* [Brief]: Output the lines that follow exactly as they are.

* [Data section]:
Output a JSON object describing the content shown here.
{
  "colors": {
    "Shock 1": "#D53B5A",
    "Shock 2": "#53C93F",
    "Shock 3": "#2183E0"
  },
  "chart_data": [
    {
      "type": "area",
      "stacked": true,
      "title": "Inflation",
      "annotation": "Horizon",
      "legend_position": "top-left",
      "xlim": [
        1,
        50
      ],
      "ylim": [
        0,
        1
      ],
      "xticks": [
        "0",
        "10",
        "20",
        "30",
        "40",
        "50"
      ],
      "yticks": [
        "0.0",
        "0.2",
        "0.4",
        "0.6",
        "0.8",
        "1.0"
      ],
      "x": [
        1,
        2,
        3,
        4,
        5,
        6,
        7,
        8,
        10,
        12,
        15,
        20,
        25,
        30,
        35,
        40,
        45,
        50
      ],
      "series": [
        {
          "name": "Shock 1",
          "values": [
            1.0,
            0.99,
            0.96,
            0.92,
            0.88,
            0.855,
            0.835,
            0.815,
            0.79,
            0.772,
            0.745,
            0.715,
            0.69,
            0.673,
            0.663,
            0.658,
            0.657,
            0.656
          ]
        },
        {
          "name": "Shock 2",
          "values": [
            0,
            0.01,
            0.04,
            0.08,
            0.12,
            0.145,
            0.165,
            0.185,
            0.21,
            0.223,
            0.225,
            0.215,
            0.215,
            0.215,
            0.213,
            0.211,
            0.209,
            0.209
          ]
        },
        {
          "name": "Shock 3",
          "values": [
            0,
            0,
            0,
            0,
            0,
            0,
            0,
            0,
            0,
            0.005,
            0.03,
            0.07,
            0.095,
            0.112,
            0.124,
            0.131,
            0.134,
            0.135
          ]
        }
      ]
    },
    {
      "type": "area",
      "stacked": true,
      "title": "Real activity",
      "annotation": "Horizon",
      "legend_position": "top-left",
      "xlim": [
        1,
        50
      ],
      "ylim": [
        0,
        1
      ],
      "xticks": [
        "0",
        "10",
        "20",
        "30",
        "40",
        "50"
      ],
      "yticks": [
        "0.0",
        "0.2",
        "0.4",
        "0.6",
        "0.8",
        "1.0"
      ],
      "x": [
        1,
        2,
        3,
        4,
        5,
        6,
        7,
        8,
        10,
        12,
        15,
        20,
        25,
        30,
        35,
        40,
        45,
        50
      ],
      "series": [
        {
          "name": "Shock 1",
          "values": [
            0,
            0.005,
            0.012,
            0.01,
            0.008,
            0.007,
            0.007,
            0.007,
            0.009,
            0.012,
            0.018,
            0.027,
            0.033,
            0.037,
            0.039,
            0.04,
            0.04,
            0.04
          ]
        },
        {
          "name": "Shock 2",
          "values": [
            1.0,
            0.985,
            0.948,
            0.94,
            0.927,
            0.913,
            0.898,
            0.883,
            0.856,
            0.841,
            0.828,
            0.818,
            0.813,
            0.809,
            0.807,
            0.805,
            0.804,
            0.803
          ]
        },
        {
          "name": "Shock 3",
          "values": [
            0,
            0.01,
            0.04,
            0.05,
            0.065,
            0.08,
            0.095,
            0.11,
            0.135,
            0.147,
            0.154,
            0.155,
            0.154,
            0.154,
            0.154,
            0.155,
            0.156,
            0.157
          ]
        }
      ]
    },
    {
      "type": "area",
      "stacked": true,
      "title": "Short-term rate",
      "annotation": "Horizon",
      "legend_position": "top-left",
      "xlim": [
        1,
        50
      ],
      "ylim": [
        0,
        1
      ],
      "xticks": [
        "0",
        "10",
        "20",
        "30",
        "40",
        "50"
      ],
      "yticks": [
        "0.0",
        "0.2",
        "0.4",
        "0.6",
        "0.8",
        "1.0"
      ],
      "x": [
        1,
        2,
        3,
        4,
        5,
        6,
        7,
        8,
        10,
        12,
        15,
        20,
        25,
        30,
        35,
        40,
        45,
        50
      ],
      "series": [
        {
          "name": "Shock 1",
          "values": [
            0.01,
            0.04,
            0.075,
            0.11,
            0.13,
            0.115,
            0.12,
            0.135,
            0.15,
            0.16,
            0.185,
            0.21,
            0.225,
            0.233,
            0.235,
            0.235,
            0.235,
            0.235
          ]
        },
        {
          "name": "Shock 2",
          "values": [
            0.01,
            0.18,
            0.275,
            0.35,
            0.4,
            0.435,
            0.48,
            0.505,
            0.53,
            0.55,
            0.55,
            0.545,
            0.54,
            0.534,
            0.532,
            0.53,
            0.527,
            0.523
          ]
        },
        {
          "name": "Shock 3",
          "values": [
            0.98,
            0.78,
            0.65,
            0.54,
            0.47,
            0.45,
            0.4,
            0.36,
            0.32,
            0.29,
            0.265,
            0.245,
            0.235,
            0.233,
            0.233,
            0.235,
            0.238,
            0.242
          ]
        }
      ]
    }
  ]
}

* [Worked answer]:
Output a JSON object describing the content shown here.
{
  "colors": {
    "Shock 1": "#D53B5A",
    "Shock 2": "#53C93F",
    "Shock 3": "#2183E0"
  },
  "chart_data": [
    {
      "type": "area",
      "stacked": true,
      "title": "Inflation",
      "annotation": "Horizon",
      "legend_position": "top-left",
      "xlim": [
        1,
        50
      ],
      "ylim": [
        0,
        1
      ],
      "xticks": [
        "0",
        "10",
        "20",
        "30",
        "40",
        "50"
      ],
      "yticks": [
        "0.0",
        "0.2",
        "0.4",
        "0.6",
        "0.8",
        "1.0"
      ],
      "x": [
        1,
        2,
        3,
        4,
        5,
        6,
        7,
        8,
        10,
        12,
        15,
        20,
        25,
        30,
        35,
        40,
        45,
        50
      ],
      "series": [
        {
          "name": "Shock 1",
          "values": [
            1.0,
            0.99,
            0.96,
            0.92,
            0.88,
            0.855,
            0.835,
            0.815,
            0.79,
            0.772,
            0.745,
            0.715,
            0.69,
            0.673,
            0.663,
            0.658,
            0.657,
            0.656
          ]
        },
        {
          "name": "Shock 2",
          "values": [
            0,
            0.01,
            0.04,
            0.08,
            0.12,
            0.145,
            0.165,
            0.185,
            0.21,
            0.223,
            0.225,
            0.215,
            0.215,
            0.215,
            0.213,
            0.211,
            0.209,
            0.209
          ]
        },
        {
          "name": "Shock 3",
          "values": [
            0,
            0,
            0,
            0,
            0,
            0,
            0,
            0,
            0,
            0.005,
            0.03,
            0.07,
            0.095,
            0.112,
            0.124,
            0.131,
            0.134,
            0.135
          ]
        }
      ]
    },
    {
      "type": "area",
      "stacked": true,
      "title": "Real activity",
      "annotation": "Horizon",
      "legend_position": "top-left",
      "xlim": [
        1,
        50
      ],
      "ylim": [
        0,
        1
      ],
      "xticks": [
        "0",
        "10",
        "20",
        "30",
        "40",
        "50"
      ],
      "yticks": [
        "0.0",
        "0.2",
        "0.4",
        "0.6",
        "0.8",
        "1.0"
      ],
      "x": [
        1,
        2,
        3,
        4,
        5,
        6,
        7,
        8,
        10,
        12,
        15,
        20,
        25,
        30,
        35,
        40,
        45,
        50
      ],
      "series": [
        {
          "name": "Shock 1",
          "values": [
            0,
            0.005,
            0.012,
            0.01,
            0.008,
            0.007,
            0.007,
            0.007,
            0.009,
            0.012,
            0.018,
            0.027,
            0.033,
            0.037,
            0.039,
            0.04,
            0.04,
            0.04
          ]
        },
        {
          "name": "Shock 2",
          "values": [
            1.0,
            0.985,
            0.948,
            0.94,
            0.927,
            0.913,
            0.898,
            0.883,
            0.856,
            0.841,
            0.828,
            0.818,
            0.813,
            0.809,
            0.807,
            0.805,
            0.804,
            0.803
          ]
        },
        {
          "name": "Shock 3",
          "values": [
            0,
            0.01,
            0.04,
            0.05,
            0.065,
            0.08,
            0.095,
            0.11,
            0.135,
            0.147,
            0.154,
            0.155,
            0.154,
            0.154,
            0.154,
            0.155,
            0.156,
            0.157
          ]
        }
      ]
    },
    {
      "type": "area",
      "stacked": true,
      "title": "Short-term rate",
      "annotation": "Horizon",
      "legend_position": "top-left",
      "xlim": [
        1,
        50
      ],
      "ylim": [
        0,
        1
      ],
      "xticks": [
        "0",
        "10",
        "20",
        "30",
        "40",
        "50"
      ],
      "yticks": [
        "0.0",
        "0.2",
        "0.4",
        "0.6",
        "0.8",
        "1.0"
      ],
      "x": [
        1,
        2,
        3,
        4,
        5,
        6,
        7,
        8,
        10,
        12,
        15,
        20,
        25,
        30,
        35,
        40,
        45,
        50
      ],
      "series": [
        {
          "name": "Shock 1",
          "values": [
            0.01,
            0.04,
            0.075,
            0.11,
            0.13,
            0.115,
            0.12,
            0.135,
            0.15,
            0.16,
            0.185,
            0.21,
            0.225,
            0.233,
            0.235,
            0.235,
            0.235,
            0.235
          ]
        },
        {
          "name": "Shock 2",
          "values": [
            0.01,
            0.18,
            0.275,
            0.35,
            0.4,
            0.435,
            0.48,
            0.505,
            0.53,
            0.55,
            0.55,
            0.545,
            0.54,
            0.534,
            0.532,
            0.53,
            0.527,
            0.523
          ]
        },
        {
          "name": "Shock 3",
          "values": [
            0.98,
            0.78,
            0.65,
            0.54,
            0.47,
            0.45,
            0.4,
            0.36,
            0.32,
            0.29,
            0.265,
            0.245,
            0.235,
            0.233,
            0.233,
            0.235,
            0.238,
            0.242
          ]
        }
      ]
    }
  ]
}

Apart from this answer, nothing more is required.